▶ **TASK DESCRIPTION**
Repeat every line of the listing below exactly, minus the pictures.

⟨

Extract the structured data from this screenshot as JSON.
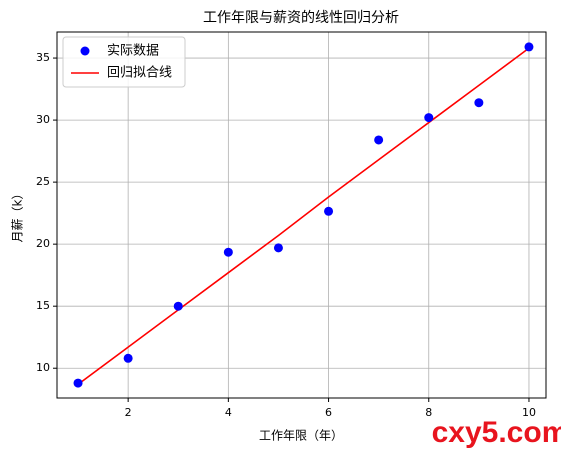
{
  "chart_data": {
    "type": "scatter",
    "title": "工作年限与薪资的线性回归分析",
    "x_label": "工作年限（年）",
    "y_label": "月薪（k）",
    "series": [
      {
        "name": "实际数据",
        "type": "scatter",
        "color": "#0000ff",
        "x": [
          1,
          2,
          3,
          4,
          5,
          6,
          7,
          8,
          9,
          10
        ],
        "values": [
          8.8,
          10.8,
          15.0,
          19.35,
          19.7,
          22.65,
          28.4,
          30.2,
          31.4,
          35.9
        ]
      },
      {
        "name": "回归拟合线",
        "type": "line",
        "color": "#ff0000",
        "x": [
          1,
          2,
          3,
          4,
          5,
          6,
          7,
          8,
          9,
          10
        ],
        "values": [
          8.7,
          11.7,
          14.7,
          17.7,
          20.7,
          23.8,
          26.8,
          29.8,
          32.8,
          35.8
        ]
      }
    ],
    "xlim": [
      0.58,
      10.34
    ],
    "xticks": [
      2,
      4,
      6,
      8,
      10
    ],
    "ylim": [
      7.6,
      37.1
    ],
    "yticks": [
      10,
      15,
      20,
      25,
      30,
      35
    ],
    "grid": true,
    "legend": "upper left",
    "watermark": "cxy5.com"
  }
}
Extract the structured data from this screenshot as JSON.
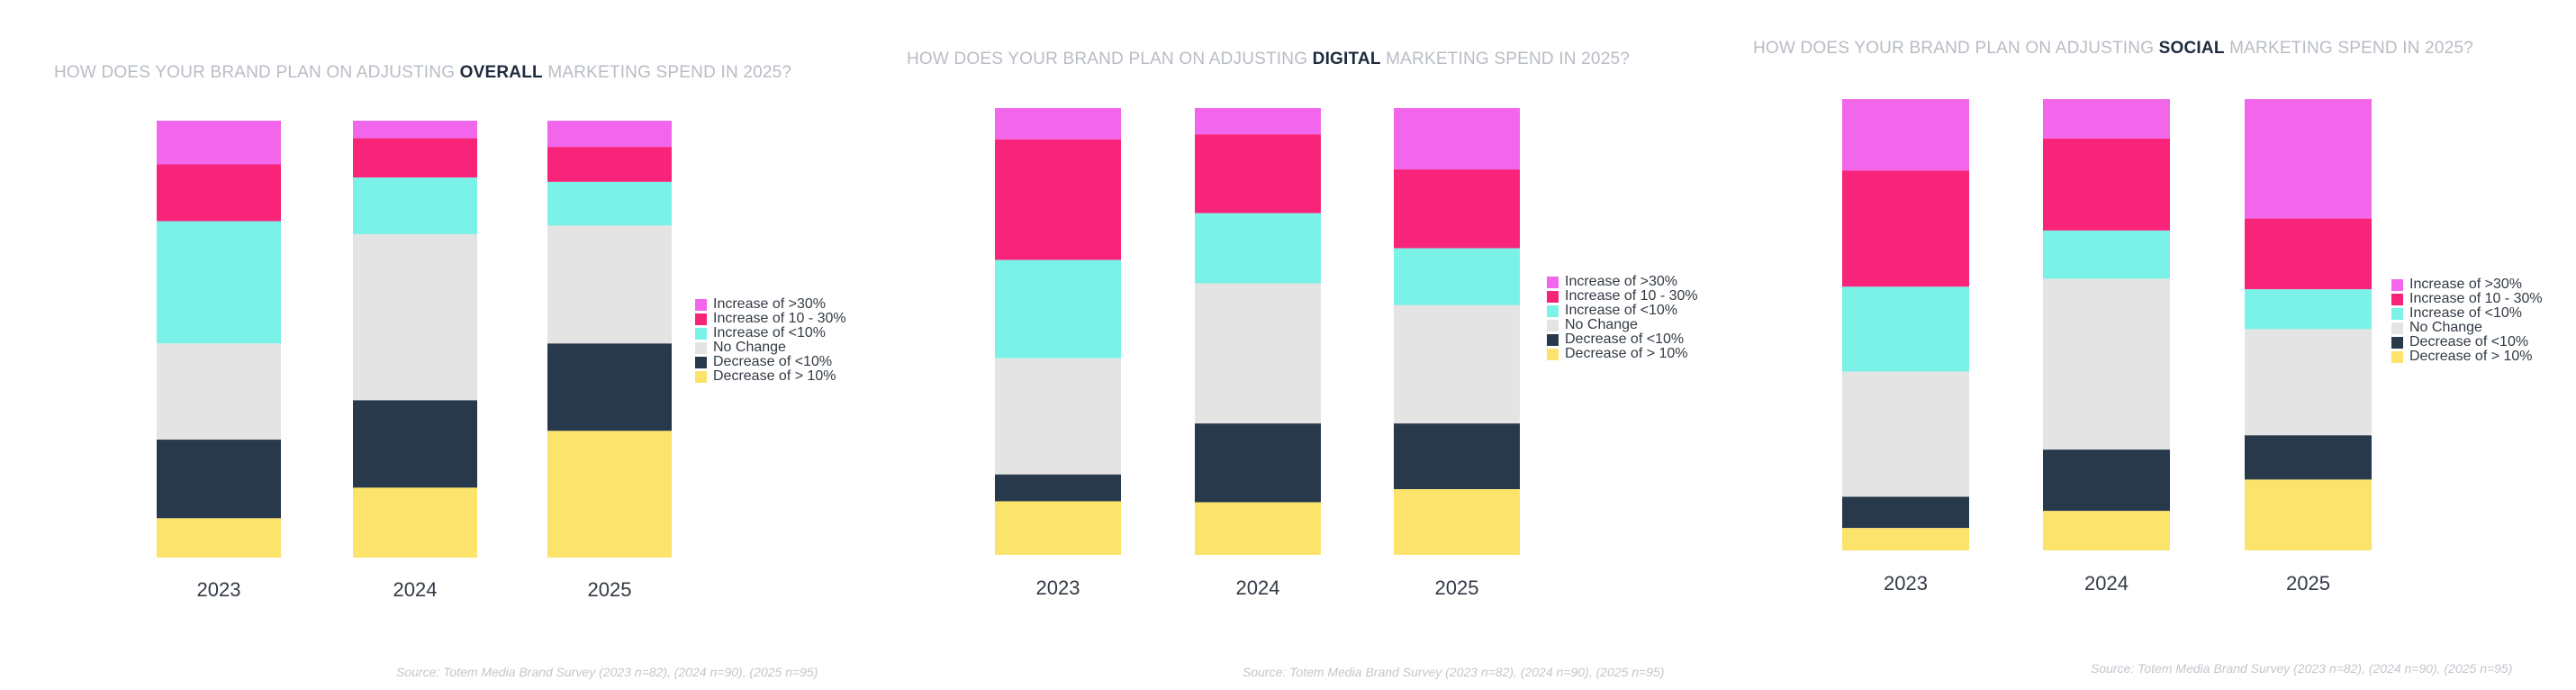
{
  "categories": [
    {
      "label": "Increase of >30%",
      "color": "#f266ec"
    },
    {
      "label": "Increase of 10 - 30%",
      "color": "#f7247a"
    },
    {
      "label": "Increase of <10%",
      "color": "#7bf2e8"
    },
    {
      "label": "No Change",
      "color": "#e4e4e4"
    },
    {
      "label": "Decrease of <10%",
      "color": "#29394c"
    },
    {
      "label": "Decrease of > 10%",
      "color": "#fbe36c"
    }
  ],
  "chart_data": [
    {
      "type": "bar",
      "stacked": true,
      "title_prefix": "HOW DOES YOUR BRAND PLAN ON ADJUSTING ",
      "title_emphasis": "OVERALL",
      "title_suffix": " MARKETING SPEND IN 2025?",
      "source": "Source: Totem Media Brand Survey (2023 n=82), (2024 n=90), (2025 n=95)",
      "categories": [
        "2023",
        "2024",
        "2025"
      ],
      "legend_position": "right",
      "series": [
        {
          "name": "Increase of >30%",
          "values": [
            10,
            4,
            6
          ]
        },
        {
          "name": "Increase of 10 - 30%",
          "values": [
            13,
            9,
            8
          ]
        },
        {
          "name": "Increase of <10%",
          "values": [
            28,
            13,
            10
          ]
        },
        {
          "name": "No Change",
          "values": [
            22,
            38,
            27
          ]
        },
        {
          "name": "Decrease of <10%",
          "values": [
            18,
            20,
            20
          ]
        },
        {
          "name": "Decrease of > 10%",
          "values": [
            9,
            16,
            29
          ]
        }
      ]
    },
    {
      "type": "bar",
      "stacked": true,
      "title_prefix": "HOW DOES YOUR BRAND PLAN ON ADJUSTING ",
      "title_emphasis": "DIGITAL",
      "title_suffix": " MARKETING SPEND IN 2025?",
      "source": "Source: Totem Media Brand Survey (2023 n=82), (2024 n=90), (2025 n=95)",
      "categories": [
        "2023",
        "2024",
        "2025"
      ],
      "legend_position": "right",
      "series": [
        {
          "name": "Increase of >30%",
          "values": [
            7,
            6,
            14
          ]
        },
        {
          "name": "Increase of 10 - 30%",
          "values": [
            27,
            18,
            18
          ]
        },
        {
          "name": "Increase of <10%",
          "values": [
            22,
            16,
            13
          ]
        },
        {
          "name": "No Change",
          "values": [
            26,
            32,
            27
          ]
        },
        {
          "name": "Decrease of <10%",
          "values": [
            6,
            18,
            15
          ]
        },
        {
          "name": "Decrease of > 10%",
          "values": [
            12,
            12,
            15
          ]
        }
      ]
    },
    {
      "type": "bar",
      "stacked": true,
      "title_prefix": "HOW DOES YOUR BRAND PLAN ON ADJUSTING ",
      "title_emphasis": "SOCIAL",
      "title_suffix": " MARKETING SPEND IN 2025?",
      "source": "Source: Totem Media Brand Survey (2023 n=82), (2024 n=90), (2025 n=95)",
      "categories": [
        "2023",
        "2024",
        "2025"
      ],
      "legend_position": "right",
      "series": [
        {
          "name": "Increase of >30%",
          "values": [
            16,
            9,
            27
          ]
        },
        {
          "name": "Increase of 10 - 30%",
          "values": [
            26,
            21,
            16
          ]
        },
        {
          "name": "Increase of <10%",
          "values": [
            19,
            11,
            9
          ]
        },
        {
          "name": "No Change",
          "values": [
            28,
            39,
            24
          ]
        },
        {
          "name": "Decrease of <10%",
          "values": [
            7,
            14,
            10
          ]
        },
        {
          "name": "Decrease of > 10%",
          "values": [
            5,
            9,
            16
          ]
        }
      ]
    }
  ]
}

⟩

▶ **REPLY**
Extract the structured data from this screenshot as JSON.
{
  "chart_data": {
    "type": "scatter",
    "title": "工作年限与薪资的线性回归分析",
    "x_label": "工作年限（年）",
    "y_label": "月薪（k）",
    "series": [
      {
        "name": "实际数据",
        "type": "scatter",
        "color": "#0000ff",
        "x": [
          1,
          2,
          3,
          4,
          5,
          6,
          7,
          8,
          9,
          10
        ],
        "values": [
          8.8,
          10.8,
          15.0,
          19.35,
          19.7,
          22.65,
          28.4,
          30.2,
          31.4,
          35.9
        ]
      },
      {
        "name": "回归拟合线",
        "type": "line",
        "color": "#ff0000",
        "x": [
          1,
          2,
          3,
          4,
          5,
          6,
          7,
          8,
          9,
          10
        ],
        "values": [
          8.7,
          11.7,
          14.7,
          17.7,
          20.7,
          23.8,
          26.8,
          29.8,
          32.8,
          35.8
        ]
      }
    ],
    "xlim": [
      0.58,
      10.34
    ],
    "xticks": [
      2,
      4,
      6,
      8,
      10
    ],
    "ylim": [
      7.6,
      37.1
    ],
    "yticks": [
      10,
      15,
      20,
      25,
      30,
      35
    ],
    "grid": true,
    "legend": "upper left",
    "watermark": "cxy5.com"
  }
}
Extract the structured data from this screenshot as JSON.
{
  "categories": [
    {
      "label": "Increase of >30%",
      "color": "#f266ec"
    },
    {
      "label": "Increase of 10 - 30%",
      "color": "#f7247a"
    },
    {
      "label": "Increase of <10%",
      "color": "#7bf2e8"
    },
    {
      "label": "No Change",
      "color": "#e4e4e4"
    },
    {
      "label": "Decrease of <10%",
      "color": "#29394c"
    },
    {
      "label": "Decrease of > 10%",
      "color": "#fbe36c"
    }
  ],
  "chart_data": [
    {
      "type": "bar",
      "stacked": true,
      "title_prefix": "HOW DOES YOUR BRAND PLAN ON ADJUSTING ",
      "title_emphasis": "OVERALL",
      "title_suffix": " MARKETING SPEND IN 2025?",
      "source": "Source: Totem Media Brand Survey (2023 n=82), (2024 n=90), (2025 n=95)",
      "categories": [
        "2023",
        "2024",
        "2025"
      ],
      "legend_position": "right",
      "series": [
        {
          "name": "Increase of >30%",
          "values": [
            10,
            4,
            6
          ]
        },
        {
          "name": "Increase of 10 - 30%",
          "values": [
            13,
            9,
            8
          ]
        },
        {
          "name": "Increase of <10%",
          "values": [
            28,
            13,
            10
          ]
        },
        {
          "name": "No Change",
          "values": [
            22,
            38,
            27
          ]
        },
        {
          "name": "Decrease of <10%",
          "values": [
            18,
            20,
            20
          ]
        },
        {
          "name": "Decrease of > 10%",
          "values": [
            9,
            16,
            29
          ]
        }
      ]
    },
    {
      "type": "bar",
      "stacked": true,
      "title_prefix": "HOW DOES YOUR BRAND PLAN ON ADJUSTING ",
      "title_emphasis": "DIGITAL",
      "title_suffix": " MARKETING SPEND IN 2025?",
      "source": "Source: Totem Media Brand Survey (2023 n=82), (2024 n=90), (2025 n=95)",
      "categories": [
        "2023",
        "2024",
        "2025"
      ],
      "legend_position": "right",
      "series": [
        {
          "name": "Increase of >30%",
          "values": [
            7,
            6,
            14
          ]
        },
        {
          "name": "Increase of 10 - 30%",
          "values": [
            27,
            18,
            18
          ]
        },
        {
          "name": "Increase of <10%",
          "values": [
            22,
            16,
            13
          ]
        },
        {
          "name": "No Change",
          "values": [
            26,
            32,
            27
          ]
        },
        {
          "name": "Decrease of <10%",
          "values": [
            6,
            18,
            15
          ]
        },
        {
          "name": "Decrease of > 10%",
          "values": [
            12,
            12,
            15
          ]
        }
      ]
    },
    {
      "type": "bar",
      "stacked": true,
      "title_prefix": "HOW DOES YOUR BRAND PLAN ON ADJUSTING ",
      "title_emphasis": "SOCIAL",
      "title_suffix": " MARKETING SPEND IN 2025?",
      "source": "Source: Totem Media Brand Survey (2023 n=82), (2024 n=90), (2025 n=95)",
      "categories": [
        "2023",
        "2024",
        "2025"
      ],
      "legend_position": "right",
      "series": [
        {
          "name": "Increase of >30%",
          "values": [
            16,
            9,
            27
          ]
        },
        {
          "name": "Increase of 10 - 30%",
          "values": [
            26,
            21,
            16
          ]
        },
        {
          "name": "Increase of <10%",
          "values": [
            19,
            11,
            9
          ]
        },
        {
          "name": "No Change",
          "values": [
            28,
            39,
            24
          ]
        },
        {
          "name": "Decrease of <10%",
          "values": [
            7,
            14,
            10
          ]
        },
        {
          "name": "Decrease of > 10%",
          "values": [
            5,
            9,
            16
          ]
        }
      ]
    }
  ]
}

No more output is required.